PROBLEM |
Reproduce all entries verbatim, with nothing added or dropped.
◇ ◇ ◇
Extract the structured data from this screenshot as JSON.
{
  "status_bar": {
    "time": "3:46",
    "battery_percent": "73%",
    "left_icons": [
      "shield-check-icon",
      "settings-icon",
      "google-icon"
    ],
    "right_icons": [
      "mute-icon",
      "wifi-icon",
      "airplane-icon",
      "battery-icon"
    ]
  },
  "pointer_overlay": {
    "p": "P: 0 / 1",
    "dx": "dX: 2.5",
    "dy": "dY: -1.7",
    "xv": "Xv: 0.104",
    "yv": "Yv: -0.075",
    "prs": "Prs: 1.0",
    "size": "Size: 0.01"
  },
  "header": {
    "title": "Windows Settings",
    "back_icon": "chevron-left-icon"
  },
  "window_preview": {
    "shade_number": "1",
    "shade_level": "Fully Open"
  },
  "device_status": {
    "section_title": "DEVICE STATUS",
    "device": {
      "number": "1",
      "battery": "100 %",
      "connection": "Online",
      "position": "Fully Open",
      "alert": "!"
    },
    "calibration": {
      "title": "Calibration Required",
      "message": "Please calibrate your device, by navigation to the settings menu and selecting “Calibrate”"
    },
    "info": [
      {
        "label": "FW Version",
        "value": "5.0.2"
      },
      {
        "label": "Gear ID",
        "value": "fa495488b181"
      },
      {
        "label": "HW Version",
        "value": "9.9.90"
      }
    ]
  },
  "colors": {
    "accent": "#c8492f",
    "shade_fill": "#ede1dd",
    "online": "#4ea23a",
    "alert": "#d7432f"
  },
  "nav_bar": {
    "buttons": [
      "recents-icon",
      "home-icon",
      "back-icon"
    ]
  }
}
◇ ◇ ◇
CORRECT RESULT |
Extract the structured data from this screenshot as JSON.
{
  "status_bar": {
    "time": "3:46",
    "battery_percent": "73%",
    "left_icons": [
      "shield-check-icon",
      "settings-icon",
      "google-icon"
    ],
    "right_icons": [
      "mute-icon",
      "wifi-icon",
      "airplane-icon",
      "battery-icon"
    ]
  },
  "pointer_overlay": {
    "p": "P: 0 / 1",
    "dx": "dX: 2.5",
    "dy": "dY: -1.7",
    "xv": "Xv: 0.104",
    "yv": "Yv: -0.075",
    "prs": "Prs: 1.0",
    "size": "Size: 0.01"
  },
  "header": {
    "title": "Windows Settings",
    "back_icon": "chevron-left-icon"
  },
  "window_preview": {
    "shade_number": "1",
    "shade_level": "Fully Open"
  },
  "device_status": {
    "section_title": "DEVICE STATUS",
    "device": {
      "number": "1",
      "battery": "100 %",
      "connection": "Online",
      "position": "Fully Open",
      "alert": "!"
    },
    "calibration": {
      "title": "Calibration Required",
      "message": "Please calibrate your device, by navigation to the settings menu and selecting “Calibrate”"
    },
    "info": [
      {
        "label": "FW Version",
        "value": "5.0.2"
      },
      {
        "label": "Gear ID",
        "value": "fa495488b181"
      },
      {
        "label": "HW Version",
        "value": "9.9.90"
      }
    ]
  },
  "colors": {
    "accent": "#c8492f",
    "shade_fill": "#ede1dd",
    "online": "#4ea23a",
    "alert": "#d7432f"
  },
  "nav_bar": {
    "buttons": [
      "recents-icon",
      "home-icon",
      "back-icon"
    ]
  }
}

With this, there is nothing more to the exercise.